> _Task objective_
Repeat the material exactly, leaving nothing out.

Figure record listings:
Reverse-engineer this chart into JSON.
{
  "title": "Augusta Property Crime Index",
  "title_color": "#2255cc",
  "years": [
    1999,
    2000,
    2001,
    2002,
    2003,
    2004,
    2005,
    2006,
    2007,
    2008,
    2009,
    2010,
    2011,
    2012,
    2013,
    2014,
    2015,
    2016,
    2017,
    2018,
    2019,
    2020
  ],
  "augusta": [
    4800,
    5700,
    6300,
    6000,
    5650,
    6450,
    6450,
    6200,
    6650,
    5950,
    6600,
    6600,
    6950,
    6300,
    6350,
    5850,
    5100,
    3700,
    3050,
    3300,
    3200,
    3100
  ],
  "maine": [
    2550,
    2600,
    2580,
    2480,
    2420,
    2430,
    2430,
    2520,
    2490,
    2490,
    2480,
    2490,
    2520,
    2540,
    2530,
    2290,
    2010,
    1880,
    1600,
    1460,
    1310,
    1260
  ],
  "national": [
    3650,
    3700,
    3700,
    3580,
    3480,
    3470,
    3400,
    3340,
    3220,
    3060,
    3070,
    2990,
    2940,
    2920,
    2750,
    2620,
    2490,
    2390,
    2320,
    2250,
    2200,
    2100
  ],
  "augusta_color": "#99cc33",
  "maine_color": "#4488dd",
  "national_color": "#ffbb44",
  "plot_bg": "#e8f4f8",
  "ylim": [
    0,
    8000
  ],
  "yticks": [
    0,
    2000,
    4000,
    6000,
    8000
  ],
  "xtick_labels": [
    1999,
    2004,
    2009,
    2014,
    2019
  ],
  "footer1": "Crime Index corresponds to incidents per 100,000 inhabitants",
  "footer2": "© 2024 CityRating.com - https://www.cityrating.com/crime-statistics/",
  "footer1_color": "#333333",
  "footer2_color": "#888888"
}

> _Task output_
Reverse-engineer this chart into JSON.
{
  "title": "Augusta Property Crime Index",
  "title_color": "#2255cc",
  "years": [
    1999,
    2000,
    2001,
    2002,
    2003,
    2004,
    2005,
    2006,
    2007,
    2008,
    2009,
    2010,
    2011,
    2012,
    2013,
    2014,
    2015,
    2016,
    2017,
    2018,
    2019,
    2020
  ],
  "augusta": [
    4800,
    5700,
    6300,
    6000,
    5650,
    6450,
    6450,
    6200,
    6650,
    5950,
    6600,
    6600,
    6950,
    6300,
    6350,
    5850,
    5100,
    3700,
    3050,
    3300,
    3200,
    3100
  ],
  "maine": [
    2550,
    2600,
    2580,
    2480,
    2420,
    2430,
    2430,
    2520,
    2490,
    2490,
    2480,
    2490,
    2520,
    2540,
    2530,
    2290,
    2010,
    1880,
    1600,
    1460,
    1310,
    1260
  ],
  "national": [
    3650,
    3700,
    3700,
    3580,
    3480,
    3470,
    3400,
    3340,
    3220,
    3060,
    3070,
    2990,
    2940,
    2920,
    2750,
    2620,
    2490,
    2390,
    2320,
    2250,
    2200,
    2100
  ],
  "augusta_color": "#99cc33",
  "maine_color": "#4488dd",
  "national_color": "#ffbb44",
  "plot_bg": "#e8f4f8",
  "ylim": [
    0,
    8000
  ],
  "yticks": [
    0,
    2000,
    4000,
    6000,
    8000
  ],
  "xtick_labels": [
    1999,
    2004,
    2009,
    2014,
    2019
  ],
  "footer1": "Crime Index corresponds to incidents per 100,000 inhabitants",
  "footer2": "© 2024 CityRating.com - https://www.cityrating.com/crime-statistics/",
  "footer1_color": "#333333",
  "footer2_color": "#888888"
}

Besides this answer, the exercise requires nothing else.